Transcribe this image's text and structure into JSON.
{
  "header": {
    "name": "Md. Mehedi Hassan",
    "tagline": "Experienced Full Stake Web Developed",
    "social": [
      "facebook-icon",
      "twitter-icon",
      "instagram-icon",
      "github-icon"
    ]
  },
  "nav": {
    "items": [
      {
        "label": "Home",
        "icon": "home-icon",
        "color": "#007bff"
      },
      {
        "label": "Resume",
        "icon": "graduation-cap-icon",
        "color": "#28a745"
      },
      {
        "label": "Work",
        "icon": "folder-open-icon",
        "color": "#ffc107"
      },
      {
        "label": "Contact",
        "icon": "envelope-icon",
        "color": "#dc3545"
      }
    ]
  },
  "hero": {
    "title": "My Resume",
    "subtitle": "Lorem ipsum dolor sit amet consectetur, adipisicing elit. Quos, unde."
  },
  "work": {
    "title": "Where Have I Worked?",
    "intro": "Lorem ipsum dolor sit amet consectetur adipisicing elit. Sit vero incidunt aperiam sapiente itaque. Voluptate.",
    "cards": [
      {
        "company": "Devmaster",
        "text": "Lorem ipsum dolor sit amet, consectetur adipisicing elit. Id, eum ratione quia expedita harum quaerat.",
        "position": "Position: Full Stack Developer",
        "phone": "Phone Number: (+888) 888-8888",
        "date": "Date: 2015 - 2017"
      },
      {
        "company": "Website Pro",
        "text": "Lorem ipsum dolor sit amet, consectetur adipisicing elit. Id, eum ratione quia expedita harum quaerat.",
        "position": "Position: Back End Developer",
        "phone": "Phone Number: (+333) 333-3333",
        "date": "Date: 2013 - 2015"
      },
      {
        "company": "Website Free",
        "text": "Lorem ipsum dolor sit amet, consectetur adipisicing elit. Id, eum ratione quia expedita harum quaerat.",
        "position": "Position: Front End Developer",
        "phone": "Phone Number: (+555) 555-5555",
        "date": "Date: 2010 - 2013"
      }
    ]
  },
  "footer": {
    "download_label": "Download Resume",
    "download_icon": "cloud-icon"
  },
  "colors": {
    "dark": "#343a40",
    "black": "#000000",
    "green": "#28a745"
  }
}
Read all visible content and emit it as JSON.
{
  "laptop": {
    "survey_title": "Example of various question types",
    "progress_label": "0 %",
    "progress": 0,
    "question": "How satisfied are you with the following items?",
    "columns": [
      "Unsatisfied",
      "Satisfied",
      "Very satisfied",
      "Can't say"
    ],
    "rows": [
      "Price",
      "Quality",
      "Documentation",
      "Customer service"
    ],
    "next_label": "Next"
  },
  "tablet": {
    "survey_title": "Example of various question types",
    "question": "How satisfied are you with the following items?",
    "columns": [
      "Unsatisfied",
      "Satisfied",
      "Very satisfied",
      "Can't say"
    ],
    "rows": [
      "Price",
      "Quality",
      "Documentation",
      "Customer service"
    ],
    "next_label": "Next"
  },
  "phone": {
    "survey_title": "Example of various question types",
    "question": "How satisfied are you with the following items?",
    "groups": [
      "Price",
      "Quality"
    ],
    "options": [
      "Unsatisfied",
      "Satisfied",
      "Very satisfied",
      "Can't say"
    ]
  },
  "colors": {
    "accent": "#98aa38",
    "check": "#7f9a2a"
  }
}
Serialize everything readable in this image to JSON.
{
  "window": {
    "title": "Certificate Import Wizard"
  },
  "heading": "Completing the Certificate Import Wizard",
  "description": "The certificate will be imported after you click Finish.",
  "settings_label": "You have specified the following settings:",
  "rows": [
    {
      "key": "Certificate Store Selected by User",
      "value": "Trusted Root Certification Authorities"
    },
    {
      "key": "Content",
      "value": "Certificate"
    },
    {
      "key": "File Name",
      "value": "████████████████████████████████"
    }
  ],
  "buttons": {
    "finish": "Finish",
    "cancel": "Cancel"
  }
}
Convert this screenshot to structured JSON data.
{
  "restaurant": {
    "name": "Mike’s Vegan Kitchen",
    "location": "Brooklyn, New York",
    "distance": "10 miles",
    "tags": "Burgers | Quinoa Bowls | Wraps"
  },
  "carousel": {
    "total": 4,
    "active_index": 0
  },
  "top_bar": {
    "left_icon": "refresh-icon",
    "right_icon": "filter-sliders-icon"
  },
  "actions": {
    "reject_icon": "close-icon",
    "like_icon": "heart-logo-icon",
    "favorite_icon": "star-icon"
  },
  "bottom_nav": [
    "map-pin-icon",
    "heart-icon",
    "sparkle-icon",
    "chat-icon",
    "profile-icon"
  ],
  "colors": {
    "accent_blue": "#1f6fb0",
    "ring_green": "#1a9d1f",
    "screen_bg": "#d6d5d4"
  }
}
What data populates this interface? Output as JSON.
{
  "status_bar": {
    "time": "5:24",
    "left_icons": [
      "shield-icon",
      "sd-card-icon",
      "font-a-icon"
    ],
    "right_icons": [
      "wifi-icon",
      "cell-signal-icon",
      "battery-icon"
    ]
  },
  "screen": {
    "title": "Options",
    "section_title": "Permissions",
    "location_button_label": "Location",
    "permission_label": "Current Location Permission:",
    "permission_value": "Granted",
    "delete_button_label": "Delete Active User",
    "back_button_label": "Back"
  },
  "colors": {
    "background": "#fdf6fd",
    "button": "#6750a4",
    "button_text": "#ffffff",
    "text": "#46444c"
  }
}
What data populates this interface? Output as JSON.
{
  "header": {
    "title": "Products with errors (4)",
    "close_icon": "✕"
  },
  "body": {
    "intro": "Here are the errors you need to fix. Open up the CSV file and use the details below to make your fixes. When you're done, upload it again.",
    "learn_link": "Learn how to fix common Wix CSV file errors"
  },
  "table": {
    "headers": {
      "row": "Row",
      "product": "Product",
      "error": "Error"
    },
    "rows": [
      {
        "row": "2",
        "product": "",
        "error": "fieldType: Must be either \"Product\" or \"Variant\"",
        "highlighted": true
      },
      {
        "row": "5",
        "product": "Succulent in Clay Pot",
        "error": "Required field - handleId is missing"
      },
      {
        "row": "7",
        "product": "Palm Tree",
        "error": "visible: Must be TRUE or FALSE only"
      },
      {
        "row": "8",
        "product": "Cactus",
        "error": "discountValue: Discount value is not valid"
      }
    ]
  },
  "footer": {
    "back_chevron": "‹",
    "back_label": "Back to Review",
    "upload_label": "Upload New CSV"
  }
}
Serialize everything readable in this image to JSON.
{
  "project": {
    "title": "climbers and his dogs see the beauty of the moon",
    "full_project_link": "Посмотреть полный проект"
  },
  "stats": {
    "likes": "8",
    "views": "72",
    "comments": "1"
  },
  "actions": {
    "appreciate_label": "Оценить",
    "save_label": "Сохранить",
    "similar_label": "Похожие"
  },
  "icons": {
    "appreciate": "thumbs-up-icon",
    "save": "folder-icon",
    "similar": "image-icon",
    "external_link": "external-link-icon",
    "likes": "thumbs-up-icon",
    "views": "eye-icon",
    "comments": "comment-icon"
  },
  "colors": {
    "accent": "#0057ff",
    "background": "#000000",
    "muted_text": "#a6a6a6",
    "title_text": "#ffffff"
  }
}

#### WHAT THE TASK REQUIRES:
Without leaving anything out, give the entries again exactly.

#### RESULT OF THIS EXERCISE:
Transcribe this image's text and structure into JSON.
{
  "header": {
    "name": "Md. Mehedi Hassan",
    "tagline": "Experienced Full Stake Web Developed",
    "social": [
      "facebook-icon",
      "twitter-icon",
      "instagram-icon",
      "github-icon"
    ]
  },
  "nav": {
    "items": [
      {
        "label": "Home",
        "icon": "home-icon",
        "color": "#007bff"
      },
      {
        "label": "Resume",
        "icon": "graduation-cap-icon",
        "color": "#28a745"
      },
      {
        "label": "Work",
        "icon": "folder-open-icon",
        "color": "#ffc107"
      },
      {
        "label": "Contact",
        "icon": "envelope-icon",
        "color": "#dc3545"
      }
    ]
  },
  "hero": {
    "title": "My Resume",
    "subtitle": "Lorem ipsum dolor sit amet consectetur, adipisicing elit. Quos, unde."
  },
  "work": {
    "title": "Where Have I Worked?",
    "intro": "Lorem ipsum dolor sit amet consectetur adipisicing elit. Sit vero incidunt aperiam sapiente itaque. Voluptate.",
    "cards": [
      {
        "company": "Devmaster",
        "text": "Lorem ipsum dolor sit amet, consectetur adipisicing elit. Id, eum ratione quia expedita harum quaerat.",
        "position": "Position: Full Stack Developer",
        "phone": "Phone Number: (+888) 888-8888",
        "date": "Date: 2015 - 2017"
      },
      {
        "company": "Website Pro",
        "text": "Lorem ipsum dolor sit amet, consectetur adipisicing elit. Id, eum ratione quia expedita harum quaerat.",
        "position": "Position: Back End Developer",
        "phone": "Phone Number: (+333) 333-3333",
        "date": "Date: 2013 - 2015"
      },
      {
        "company": "Website Free",
        "text": "Lorem ipsum dolor sit amet, consectetur adipisicing elit. Id, eum ratione quia expedita harum quaerat.",
        "position": "Position: Front End Developer",
        "phone": "Phone Number: (+555) 555-5555",
        "date": "Date: 2010 - 2013"
      }
    ]
  },
  "footer": {
    "download_label": "Download Resume",
    "download_icon": "cloud-icon"
  },
  "colors": {
    "dark": "#343a40",
    "black": "#000000",
    "green": "#28a745"
  }
}
Read all visible content and emit it as JSON.
{
  "laptop": {
    "survey_title": "Example of various question types",
    "progress_label": "0 %",
    "progress": 0,
    "question": "How satisfied are you with the following items?",
    "columns": [
      "Unsatisfied",
      "Satisfied",
      "Very satisfied",
      "Can't say"
    ],
    "rows": [
      "Price",
      "Quality",
      "Documentation",
      "Customer service"
    ],
    "next_label": "Next"
  },
  "tablet": {
    "survey_title": "Example of various question types",
    "question": "How satisfied are you with the following items?",
    "columns": [
      "Unsatisfied",
      "Satisfied",
      "Very satisfied",
      "Can't say"
    ],
    "rows": [
      "Price",
      "Quality",
      "Documentation",
      "Customer service"
    ],
    "next_label": "Next"
  },
  "phone": {
    "survey_title": "Example of various question types",
    "question": "How satisfied are you with the following items?",
    "groups": [
      "Price",
      "Quality"
    ],
    "options": [
      "Unsatisfied",
      "Satisfied",
      "Very satisfied",
      "Can't say"
    ]
  },
  "colors": {
    "accent": "#98aa38",
    "check": "#7f9a2a"
  }
}
Serialize everything readable in this image to JSON.
{
  "window": {
    "title": "Certificate Import Wizard"
  },
  "heading": "Completing the Certificate Import Wizard",
  "description": "The certificate will be imported after you click Finish.",
  "settings_label": "You have specified the following settings:",
  "rows": [
    {
      "key": "Certificate Store Selected by User",
      "value": "Trusted Root Certification Authorities"
    },
    {
      "key": "Content",
      "value": "Certificate"
    },
    {
      "key": "File Name",
      "value": "████████████████████████████████"
    }
  ],
  "buttons": {
    "finish": "Finish",
    "cancel": "Cancel"
  }
}
Convert this screenshot to structured JSON data.
{
  "restaurant": {
    "name": "Mike’s Vegan Kitchen",
    "location": "Brooklyn, New York",
    "distance": "10 miles",
    "tags": "Burgers | Quinoa Bowls | Wraps"
  },
  "carousel": {
    "total": 4,
    "active_index": 0
  },
  "top_bar": {
    "left_icon": "refresh-icon",
    "right_icon": "filter-sliders-icon"
  },
  "actions": {
    "reject_icon": "close-icon",
    "like_icon": "heart-logo-icon",
    "favorite_icon": "star-icon"
  },
  "bottom_nav": [
    "map-pin-icon",
    "heart-icon",
    "sparkle-icon",
    "chat-icon",
    "profile-icon"
  ],
  "colors": {
    "accent_blue": "#1f6fb0",
    "ring_green": "#1a9d1f",
    "screen_bg": "#d6d5d4"
  }
}
What data populates this interface? Output as JSON.
{
  "status_bar": {
    "time": "5:24",
    "left_icons": [
      "shield-icon",
      "sd-card-icon",
      "font-a-icon"
    ],
    "right_icons": [
      "wifi-icon",
      "cell-signal-icon",
      "battery-icon"
    ]
  },
  "screen": {
    "title": "Options",
    "section_title": "Permissions",
    "location_button_label": "Location",
    "permission_label": "Current Location Permission:",
    "permission_value": "Granted",
    "delete_button_label": "Delete Active User",
    "back_button_label": "Back"
  },
  "colors": {
    "background": "#fdf6fd",
    "button": "#6750a4",
    "button_text": "#ffffff",
    "text": "#46444c"
  }
}
What data populates this interface? Output as JSON.
{
  "header": {
    "title": "Products with errors (4)",
    "close_icon": "✕"
  },
  "body": {
    "intro": "Here are the errors you need to fix. Open up the CSV file and use the details below to make your fixes. When you're done, upload it again.",
    "learn_link": "Learn how to fix common Wix CSV file errors"
  },
  "table": {
    "headers": {
      "row": "Row",
      "product": "Product",
      "error": "Error"
    },
    "rows": [
      {
        "row": "2",
        "product": "",
        "error": "fieldType: Must be either \"Product\" or \"Variant\"",
        "highlighted": true
      },
      {
        "row": "5",
        "product": "Succulent in Clay Pot",
        "error": "Required field - handleId is missing"
      },
      {
        "row": "7",
        "product": "Palm Tree",
        "error": "visible: Must be TRUE or FALSE only"
      },
      {
        "row": "8",
        "product": "Cactus",
        "error": "discountValue: Discount value is not valid"
      }
    ]
  },
  "footer": {
    "back_chevron": "‹",
    "back_label": "Back to Review",
    "upload_label": "Upload New CSV"
  }
}
Serialize everything readable in this image to JSON.
{
  "project": {
    "title": "climbers and his dogs see the beauty of the moon",
    "full_project_link": "Посмотреть полный проект"
  },
  "stats": {
    "likes": "8",
    "views": "72",
    "comments": "1"
  },
  "actions": {
    "appreciate_label": "Оценить",
    "save_label": "Сохранить",
    "similar_label": "Похожие"
  },
  "icons": {
    "appreciate": "thumbs-up-icon",
    "save": "folder-icon",
    "similar": "image-icon",
    "external_link": "external-link-icon",
    "likes": "thumbs-up-icon",
    "views": "eye-icon",
    "comments": "comment-icon"
  },
  "colors": {
    "accent": "#0057ff",
    "background": "#000000",
    "muted_text": "#a6a6a6",
    "title_text": "#ffffff"
  }
}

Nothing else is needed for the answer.